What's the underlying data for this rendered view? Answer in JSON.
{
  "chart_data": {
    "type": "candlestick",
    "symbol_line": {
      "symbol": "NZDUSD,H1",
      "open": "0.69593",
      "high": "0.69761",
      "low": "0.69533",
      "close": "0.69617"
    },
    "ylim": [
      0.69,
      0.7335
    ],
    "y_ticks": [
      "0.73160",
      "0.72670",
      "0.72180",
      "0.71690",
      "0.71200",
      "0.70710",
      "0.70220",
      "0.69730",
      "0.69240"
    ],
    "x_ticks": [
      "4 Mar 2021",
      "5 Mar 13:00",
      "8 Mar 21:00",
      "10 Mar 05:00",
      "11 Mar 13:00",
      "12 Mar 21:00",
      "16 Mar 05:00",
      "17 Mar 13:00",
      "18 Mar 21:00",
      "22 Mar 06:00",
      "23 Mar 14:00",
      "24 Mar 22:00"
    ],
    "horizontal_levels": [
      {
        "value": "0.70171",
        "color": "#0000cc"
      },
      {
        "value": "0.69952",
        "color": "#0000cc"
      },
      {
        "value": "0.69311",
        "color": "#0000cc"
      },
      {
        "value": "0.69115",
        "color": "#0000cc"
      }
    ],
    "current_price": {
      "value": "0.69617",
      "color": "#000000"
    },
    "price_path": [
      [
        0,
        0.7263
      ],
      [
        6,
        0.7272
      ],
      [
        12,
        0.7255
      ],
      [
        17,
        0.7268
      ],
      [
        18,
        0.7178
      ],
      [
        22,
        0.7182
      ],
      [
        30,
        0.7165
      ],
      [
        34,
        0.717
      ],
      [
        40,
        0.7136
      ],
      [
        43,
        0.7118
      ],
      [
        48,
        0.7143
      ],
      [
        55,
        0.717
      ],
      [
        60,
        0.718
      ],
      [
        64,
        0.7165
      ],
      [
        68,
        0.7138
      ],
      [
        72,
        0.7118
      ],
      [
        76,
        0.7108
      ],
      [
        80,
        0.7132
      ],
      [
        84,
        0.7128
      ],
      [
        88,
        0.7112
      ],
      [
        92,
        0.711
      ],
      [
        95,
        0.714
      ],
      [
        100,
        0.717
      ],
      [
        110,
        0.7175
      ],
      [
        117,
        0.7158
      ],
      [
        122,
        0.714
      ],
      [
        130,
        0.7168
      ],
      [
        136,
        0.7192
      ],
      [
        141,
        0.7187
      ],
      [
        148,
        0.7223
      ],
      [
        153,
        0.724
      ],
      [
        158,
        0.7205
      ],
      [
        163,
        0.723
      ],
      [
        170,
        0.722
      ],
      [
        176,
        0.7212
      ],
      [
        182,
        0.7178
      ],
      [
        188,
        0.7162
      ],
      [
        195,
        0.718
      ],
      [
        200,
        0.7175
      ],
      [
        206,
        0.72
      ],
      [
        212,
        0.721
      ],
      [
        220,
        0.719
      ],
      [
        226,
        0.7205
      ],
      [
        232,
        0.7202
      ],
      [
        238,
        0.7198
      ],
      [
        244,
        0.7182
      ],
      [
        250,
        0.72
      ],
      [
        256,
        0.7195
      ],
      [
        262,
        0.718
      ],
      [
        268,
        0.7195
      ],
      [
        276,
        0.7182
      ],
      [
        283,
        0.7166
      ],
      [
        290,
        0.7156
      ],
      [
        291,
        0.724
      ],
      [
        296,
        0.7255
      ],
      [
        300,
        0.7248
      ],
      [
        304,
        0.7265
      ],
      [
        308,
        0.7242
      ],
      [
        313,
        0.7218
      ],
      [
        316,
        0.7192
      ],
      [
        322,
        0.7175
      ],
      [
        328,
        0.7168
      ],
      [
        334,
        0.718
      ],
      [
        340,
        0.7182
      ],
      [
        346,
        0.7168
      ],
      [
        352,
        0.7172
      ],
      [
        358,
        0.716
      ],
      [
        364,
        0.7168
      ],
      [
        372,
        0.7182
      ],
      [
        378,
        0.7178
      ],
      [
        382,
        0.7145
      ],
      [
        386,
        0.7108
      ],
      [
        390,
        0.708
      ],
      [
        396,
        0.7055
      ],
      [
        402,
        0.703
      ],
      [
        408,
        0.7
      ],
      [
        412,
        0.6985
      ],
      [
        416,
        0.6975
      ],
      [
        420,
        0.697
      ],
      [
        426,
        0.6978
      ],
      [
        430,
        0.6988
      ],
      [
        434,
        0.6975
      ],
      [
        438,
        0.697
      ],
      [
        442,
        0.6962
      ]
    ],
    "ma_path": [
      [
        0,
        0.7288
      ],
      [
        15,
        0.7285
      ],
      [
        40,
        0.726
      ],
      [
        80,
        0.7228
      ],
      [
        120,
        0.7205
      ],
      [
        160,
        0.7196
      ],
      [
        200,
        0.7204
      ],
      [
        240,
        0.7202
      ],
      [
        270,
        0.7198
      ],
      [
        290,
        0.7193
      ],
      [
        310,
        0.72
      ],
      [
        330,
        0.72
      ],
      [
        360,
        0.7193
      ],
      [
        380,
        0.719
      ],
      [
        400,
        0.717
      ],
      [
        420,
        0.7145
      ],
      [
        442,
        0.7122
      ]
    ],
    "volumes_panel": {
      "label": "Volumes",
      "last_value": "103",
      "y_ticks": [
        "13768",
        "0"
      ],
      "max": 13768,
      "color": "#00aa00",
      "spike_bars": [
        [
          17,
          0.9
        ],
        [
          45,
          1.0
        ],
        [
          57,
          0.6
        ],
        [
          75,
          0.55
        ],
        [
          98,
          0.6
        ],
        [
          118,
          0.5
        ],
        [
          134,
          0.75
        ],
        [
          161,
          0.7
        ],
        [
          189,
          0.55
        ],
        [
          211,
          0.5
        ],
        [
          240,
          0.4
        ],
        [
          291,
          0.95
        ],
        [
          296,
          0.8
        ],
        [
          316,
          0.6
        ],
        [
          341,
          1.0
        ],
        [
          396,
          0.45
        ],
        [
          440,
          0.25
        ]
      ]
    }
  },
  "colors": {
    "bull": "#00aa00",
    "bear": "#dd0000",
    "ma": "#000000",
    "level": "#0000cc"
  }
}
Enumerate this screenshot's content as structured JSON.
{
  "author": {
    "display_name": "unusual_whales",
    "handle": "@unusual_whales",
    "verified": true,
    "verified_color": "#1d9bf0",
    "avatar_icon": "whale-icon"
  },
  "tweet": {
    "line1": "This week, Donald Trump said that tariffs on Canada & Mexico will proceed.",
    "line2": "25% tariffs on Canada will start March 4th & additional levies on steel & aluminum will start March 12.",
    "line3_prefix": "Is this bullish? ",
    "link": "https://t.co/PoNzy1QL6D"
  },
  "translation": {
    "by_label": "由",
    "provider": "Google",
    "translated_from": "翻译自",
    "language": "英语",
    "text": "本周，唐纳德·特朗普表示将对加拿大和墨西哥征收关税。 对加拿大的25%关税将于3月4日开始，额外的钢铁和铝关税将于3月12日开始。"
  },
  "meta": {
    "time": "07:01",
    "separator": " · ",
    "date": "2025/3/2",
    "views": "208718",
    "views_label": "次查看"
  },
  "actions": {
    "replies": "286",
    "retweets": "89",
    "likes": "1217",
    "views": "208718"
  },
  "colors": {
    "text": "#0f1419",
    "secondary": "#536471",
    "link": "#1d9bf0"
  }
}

******

- PROBLEM REQUIREMENTS: Return each line in the records that holds the string "link".

- REPLY:
    "link": "https://t.co/PoNzy1QL6D"
    "link": "#1d9bf0"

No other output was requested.